- [TASK REQUIREMENTS]:
Please list all lines of the material below in which the string "name" occurs.
===== RECORDS TO USE =====
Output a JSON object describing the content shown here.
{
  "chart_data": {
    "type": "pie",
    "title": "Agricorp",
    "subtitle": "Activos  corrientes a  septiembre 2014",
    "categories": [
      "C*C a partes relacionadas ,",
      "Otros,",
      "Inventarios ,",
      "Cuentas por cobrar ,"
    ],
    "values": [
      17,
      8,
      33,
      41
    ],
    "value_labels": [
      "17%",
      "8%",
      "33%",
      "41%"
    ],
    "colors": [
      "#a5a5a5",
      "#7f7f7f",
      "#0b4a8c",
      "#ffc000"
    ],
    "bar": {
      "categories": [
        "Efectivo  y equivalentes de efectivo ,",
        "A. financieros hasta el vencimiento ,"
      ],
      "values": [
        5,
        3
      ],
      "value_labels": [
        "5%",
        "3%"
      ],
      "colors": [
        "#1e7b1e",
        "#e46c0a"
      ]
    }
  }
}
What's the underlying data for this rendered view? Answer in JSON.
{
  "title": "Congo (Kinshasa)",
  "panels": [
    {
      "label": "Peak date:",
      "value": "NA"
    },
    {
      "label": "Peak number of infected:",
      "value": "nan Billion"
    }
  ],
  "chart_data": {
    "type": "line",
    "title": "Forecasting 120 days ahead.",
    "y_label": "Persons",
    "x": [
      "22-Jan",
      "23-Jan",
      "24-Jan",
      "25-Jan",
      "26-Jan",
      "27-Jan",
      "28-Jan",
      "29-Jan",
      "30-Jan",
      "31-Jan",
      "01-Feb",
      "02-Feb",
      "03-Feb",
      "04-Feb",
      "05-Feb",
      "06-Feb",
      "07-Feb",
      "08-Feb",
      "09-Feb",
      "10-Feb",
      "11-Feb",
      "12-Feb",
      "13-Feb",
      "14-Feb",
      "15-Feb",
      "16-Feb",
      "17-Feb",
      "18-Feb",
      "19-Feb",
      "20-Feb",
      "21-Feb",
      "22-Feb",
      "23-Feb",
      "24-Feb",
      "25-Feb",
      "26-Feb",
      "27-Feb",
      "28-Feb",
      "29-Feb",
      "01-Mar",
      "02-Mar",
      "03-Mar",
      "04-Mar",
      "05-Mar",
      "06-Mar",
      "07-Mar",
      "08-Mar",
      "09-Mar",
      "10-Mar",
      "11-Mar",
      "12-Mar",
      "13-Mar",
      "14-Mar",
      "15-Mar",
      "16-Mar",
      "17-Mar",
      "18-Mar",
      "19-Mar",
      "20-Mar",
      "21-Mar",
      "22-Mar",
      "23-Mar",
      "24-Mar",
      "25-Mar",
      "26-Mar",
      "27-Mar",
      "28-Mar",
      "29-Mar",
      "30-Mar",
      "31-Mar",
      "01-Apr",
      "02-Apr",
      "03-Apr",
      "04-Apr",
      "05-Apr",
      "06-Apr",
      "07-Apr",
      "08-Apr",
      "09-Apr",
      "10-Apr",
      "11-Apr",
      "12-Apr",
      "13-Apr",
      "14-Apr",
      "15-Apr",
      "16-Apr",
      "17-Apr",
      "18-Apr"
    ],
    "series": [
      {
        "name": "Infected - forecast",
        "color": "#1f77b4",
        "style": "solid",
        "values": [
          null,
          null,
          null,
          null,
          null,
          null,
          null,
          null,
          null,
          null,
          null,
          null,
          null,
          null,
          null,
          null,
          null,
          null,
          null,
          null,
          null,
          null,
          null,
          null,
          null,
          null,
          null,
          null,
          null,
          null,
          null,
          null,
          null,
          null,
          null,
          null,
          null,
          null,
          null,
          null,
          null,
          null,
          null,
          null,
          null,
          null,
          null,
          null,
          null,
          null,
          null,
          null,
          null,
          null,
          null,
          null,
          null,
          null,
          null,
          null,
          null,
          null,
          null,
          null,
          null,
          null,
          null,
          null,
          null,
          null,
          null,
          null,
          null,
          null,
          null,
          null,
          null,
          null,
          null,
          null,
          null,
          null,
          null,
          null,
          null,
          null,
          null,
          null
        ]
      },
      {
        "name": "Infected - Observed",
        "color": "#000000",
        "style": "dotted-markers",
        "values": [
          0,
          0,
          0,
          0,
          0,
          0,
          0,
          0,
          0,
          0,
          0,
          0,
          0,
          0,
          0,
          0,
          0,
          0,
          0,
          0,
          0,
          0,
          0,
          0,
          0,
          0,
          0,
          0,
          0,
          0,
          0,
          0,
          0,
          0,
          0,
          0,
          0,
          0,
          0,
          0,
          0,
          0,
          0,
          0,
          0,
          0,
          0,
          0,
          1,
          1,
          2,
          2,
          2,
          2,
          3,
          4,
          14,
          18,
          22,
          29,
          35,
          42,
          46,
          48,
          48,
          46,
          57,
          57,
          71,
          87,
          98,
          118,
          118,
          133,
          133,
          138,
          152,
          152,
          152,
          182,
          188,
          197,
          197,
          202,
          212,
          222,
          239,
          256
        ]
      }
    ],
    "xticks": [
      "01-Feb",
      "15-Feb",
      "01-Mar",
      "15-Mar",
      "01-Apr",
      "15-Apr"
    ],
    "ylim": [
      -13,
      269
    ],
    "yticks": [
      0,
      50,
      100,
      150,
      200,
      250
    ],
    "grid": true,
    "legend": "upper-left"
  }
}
=====
- [FINISHED TASK]:
        "name": "Infected - forecast",
        "name": "Infected - Observed",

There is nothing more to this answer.